What you have to do: Please pull out every line that includes the string "Give".

Rows from a dataset:
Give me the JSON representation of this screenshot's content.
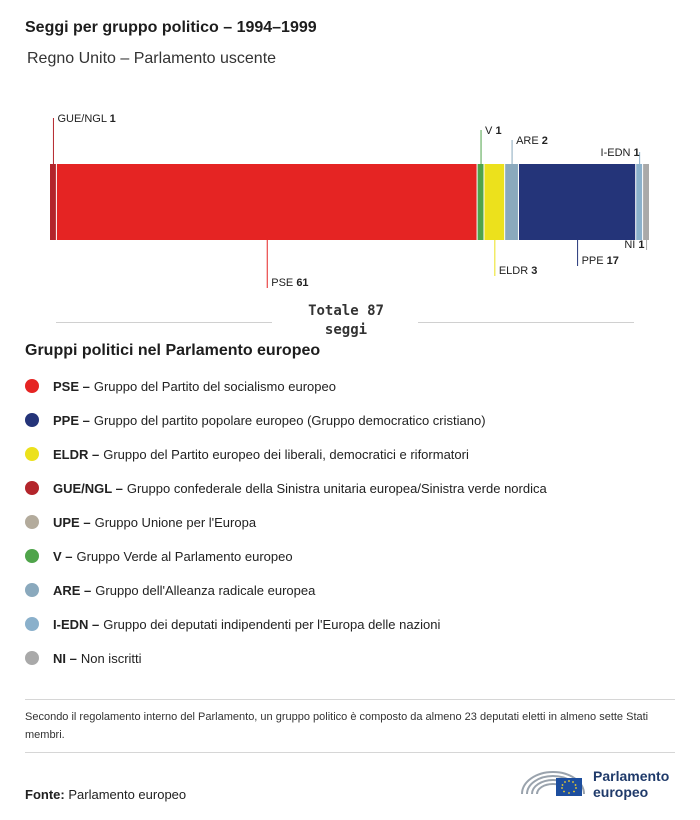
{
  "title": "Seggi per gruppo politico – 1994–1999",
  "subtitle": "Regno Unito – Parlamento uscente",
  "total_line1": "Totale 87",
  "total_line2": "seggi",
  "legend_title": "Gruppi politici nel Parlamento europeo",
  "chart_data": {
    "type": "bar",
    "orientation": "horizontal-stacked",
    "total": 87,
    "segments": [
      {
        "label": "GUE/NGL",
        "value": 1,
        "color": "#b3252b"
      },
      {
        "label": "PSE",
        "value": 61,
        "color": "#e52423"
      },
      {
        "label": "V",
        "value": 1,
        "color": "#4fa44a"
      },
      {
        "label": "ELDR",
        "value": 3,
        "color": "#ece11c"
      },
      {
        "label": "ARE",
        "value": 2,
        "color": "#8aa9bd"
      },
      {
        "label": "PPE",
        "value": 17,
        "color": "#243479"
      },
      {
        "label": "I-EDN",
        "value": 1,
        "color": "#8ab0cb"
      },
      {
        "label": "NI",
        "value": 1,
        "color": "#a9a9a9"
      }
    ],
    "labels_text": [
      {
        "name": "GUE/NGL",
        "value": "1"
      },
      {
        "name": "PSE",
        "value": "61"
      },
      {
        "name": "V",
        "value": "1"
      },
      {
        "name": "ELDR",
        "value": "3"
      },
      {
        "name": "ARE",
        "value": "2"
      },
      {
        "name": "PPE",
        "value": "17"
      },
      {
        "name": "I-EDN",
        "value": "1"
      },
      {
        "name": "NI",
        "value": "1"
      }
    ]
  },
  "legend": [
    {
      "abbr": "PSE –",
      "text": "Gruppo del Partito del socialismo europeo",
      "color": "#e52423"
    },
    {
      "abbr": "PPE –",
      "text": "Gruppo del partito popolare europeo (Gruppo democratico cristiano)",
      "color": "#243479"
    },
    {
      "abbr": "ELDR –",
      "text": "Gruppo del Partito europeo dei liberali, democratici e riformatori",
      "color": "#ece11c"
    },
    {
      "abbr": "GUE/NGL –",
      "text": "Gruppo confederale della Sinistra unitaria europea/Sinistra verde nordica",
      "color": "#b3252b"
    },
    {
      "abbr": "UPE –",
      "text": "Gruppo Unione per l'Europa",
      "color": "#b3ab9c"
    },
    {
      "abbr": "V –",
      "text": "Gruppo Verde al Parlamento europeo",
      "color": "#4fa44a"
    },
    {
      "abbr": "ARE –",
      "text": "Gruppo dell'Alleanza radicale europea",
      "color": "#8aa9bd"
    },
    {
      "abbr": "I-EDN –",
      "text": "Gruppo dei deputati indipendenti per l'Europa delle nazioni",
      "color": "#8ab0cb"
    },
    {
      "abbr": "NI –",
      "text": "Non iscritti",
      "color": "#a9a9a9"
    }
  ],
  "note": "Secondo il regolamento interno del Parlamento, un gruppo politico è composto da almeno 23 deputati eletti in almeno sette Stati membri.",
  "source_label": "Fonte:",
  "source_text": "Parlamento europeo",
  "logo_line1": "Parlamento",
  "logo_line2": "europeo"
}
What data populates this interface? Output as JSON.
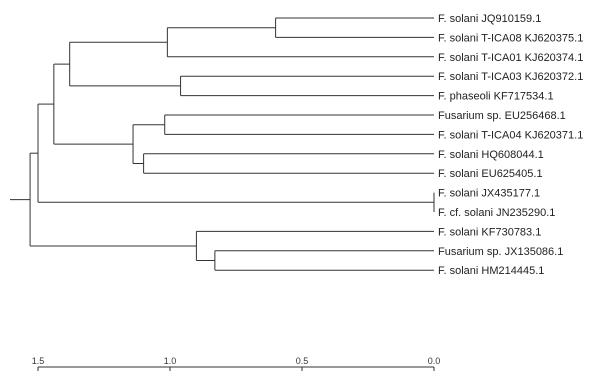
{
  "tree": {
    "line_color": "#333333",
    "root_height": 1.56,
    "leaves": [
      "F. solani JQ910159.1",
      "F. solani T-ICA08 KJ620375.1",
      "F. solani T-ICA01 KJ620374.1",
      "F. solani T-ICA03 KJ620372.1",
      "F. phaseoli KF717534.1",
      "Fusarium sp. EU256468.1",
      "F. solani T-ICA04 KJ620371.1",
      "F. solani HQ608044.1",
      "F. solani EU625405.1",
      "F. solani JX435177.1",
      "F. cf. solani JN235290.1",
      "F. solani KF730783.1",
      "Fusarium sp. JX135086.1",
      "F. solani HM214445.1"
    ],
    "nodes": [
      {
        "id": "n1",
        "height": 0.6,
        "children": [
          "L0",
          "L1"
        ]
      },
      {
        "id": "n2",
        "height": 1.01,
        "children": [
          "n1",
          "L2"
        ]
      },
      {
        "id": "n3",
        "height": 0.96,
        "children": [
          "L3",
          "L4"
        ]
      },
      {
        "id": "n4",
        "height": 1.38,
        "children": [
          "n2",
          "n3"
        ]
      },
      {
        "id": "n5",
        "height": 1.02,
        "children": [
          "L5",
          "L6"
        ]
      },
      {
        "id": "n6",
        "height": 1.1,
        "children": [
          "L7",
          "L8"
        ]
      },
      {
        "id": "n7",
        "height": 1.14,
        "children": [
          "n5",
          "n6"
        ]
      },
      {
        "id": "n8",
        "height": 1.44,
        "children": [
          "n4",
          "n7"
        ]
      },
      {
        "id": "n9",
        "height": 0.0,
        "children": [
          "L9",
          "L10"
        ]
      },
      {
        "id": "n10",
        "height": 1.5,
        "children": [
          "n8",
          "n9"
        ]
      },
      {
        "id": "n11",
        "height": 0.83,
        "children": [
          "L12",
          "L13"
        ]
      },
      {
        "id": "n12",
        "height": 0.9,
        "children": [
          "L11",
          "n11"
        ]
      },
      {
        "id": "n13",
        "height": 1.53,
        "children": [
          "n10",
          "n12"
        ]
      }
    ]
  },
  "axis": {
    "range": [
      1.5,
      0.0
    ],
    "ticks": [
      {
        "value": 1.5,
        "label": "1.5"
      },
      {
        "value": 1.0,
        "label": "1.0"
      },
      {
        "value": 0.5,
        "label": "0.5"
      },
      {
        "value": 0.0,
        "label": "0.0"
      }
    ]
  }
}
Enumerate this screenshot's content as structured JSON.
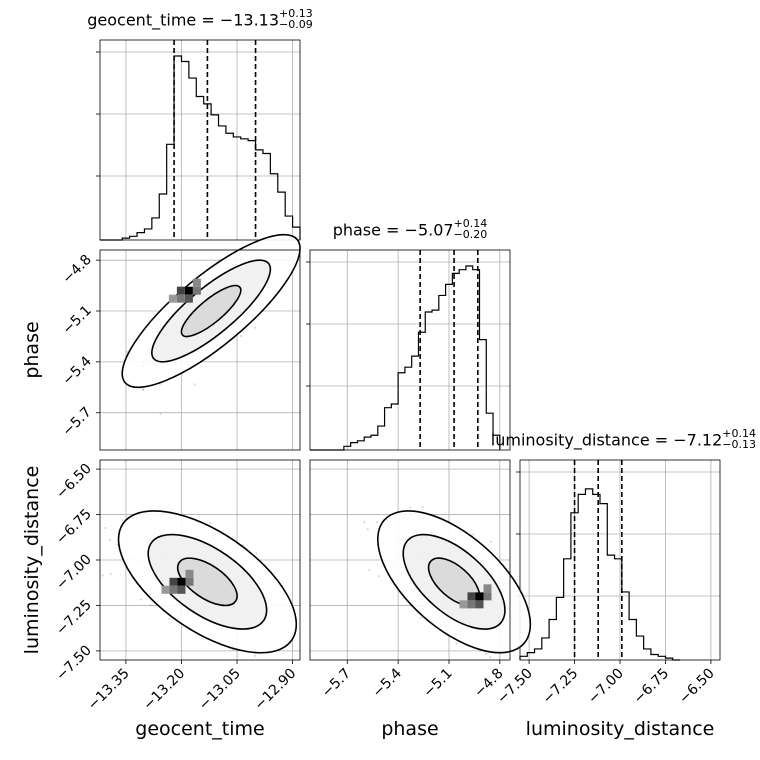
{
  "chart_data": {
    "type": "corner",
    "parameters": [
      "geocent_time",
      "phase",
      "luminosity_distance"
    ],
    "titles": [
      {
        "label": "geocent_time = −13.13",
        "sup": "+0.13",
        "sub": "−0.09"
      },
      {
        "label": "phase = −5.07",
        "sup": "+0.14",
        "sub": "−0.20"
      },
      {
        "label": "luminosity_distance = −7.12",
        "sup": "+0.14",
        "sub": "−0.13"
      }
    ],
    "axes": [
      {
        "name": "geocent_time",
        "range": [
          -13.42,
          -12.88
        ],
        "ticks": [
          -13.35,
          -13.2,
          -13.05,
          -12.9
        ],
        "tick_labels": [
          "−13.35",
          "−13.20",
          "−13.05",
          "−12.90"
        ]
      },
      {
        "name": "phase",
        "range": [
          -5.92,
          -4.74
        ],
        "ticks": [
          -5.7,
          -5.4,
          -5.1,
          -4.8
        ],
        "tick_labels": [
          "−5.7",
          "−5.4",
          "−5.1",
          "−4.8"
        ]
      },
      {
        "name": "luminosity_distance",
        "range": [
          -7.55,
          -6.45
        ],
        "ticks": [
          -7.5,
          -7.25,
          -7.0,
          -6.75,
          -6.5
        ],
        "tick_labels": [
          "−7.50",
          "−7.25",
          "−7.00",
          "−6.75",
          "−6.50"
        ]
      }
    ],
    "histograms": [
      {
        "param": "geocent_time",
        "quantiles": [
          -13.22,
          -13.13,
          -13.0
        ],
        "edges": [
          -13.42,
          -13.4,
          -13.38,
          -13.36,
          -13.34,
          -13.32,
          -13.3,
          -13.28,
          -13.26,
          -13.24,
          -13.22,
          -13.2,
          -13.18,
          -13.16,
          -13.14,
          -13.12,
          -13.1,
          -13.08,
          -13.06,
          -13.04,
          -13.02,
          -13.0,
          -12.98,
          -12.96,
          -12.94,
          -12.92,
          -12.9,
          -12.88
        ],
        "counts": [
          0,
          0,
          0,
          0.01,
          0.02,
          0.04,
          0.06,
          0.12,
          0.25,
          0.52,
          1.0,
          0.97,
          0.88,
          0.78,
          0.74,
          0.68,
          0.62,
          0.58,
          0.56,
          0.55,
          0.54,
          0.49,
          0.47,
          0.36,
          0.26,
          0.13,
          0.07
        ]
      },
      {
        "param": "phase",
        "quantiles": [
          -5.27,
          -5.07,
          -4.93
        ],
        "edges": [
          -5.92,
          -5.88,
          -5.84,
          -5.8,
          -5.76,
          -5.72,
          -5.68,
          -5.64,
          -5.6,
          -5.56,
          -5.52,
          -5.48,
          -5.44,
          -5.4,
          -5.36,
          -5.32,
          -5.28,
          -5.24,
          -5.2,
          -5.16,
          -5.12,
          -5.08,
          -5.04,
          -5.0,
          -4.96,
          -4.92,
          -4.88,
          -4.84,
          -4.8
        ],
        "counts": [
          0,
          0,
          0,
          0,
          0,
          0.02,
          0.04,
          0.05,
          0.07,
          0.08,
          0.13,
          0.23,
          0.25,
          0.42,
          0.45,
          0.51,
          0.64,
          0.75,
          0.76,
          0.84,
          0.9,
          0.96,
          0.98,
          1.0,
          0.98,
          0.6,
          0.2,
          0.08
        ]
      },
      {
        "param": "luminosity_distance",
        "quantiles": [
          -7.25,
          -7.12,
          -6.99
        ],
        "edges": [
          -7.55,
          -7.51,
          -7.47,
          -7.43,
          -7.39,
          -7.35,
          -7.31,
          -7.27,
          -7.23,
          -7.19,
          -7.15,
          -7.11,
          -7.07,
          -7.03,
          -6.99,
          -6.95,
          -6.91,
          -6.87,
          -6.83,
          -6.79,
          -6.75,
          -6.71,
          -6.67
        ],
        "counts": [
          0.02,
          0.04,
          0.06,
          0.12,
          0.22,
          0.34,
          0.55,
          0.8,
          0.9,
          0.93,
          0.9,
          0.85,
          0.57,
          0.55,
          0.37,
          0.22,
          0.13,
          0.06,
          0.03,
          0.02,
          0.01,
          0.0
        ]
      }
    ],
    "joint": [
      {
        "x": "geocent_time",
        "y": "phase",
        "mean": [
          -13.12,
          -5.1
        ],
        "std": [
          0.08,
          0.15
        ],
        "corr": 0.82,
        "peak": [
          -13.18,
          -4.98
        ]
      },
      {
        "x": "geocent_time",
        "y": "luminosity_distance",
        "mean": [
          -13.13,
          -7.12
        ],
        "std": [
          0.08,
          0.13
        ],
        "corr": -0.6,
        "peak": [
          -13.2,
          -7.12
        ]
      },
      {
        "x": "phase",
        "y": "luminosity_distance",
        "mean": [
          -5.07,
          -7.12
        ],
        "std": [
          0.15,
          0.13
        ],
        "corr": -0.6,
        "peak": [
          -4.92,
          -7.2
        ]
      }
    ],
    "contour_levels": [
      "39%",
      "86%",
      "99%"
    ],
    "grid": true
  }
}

--

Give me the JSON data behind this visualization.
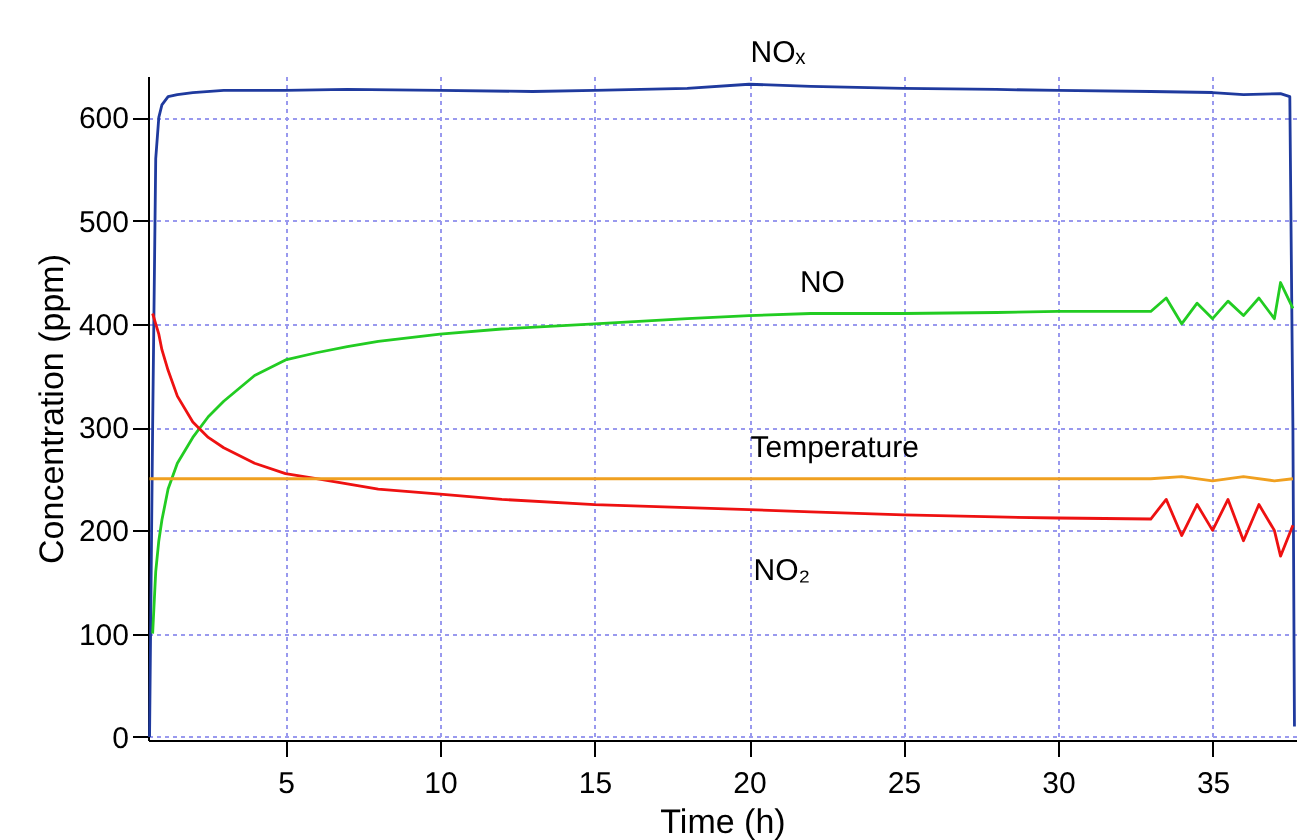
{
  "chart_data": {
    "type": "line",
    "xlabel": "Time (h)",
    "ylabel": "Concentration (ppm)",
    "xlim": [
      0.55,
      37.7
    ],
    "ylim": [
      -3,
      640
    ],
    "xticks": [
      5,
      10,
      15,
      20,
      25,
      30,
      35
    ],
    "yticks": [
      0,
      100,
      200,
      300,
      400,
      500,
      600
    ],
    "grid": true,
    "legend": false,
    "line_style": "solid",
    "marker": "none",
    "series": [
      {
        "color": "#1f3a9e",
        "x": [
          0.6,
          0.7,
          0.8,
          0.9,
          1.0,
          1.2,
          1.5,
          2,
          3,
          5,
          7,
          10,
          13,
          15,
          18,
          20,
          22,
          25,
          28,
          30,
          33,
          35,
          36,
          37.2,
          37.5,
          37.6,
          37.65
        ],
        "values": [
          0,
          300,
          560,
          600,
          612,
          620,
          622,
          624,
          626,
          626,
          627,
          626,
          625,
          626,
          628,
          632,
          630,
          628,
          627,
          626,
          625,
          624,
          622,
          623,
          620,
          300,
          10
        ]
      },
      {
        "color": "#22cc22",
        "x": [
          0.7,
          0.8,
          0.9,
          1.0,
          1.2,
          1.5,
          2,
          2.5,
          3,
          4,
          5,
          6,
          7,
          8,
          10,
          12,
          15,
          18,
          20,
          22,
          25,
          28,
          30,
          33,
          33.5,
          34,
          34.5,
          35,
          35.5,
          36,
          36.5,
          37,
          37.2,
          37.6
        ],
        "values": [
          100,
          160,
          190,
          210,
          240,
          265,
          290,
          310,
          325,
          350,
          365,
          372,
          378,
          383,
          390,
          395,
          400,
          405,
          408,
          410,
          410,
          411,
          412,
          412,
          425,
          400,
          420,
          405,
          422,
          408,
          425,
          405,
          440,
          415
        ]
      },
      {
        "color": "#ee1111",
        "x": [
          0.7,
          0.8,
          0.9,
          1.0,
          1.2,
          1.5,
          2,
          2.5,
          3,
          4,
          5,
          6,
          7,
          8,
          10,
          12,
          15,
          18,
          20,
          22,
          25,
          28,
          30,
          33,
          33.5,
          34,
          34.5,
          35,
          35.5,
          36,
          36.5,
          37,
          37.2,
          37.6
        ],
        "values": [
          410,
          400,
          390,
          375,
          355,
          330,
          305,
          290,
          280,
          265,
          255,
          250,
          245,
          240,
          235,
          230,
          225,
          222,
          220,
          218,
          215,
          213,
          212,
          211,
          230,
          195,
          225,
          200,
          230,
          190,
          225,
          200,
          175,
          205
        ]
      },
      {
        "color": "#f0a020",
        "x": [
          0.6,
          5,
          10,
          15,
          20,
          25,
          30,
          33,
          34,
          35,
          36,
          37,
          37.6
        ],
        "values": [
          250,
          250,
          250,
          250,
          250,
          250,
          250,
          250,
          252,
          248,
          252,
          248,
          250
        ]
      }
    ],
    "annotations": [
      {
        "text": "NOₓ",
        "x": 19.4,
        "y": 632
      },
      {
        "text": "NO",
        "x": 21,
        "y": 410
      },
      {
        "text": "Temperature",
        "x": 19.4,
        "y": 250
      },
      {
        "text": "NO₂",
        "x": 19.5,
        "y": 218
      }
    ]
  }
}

Complete answer:
Give me the JSON representation of this screenshot's content.
Give me the JSON data behind this visualization.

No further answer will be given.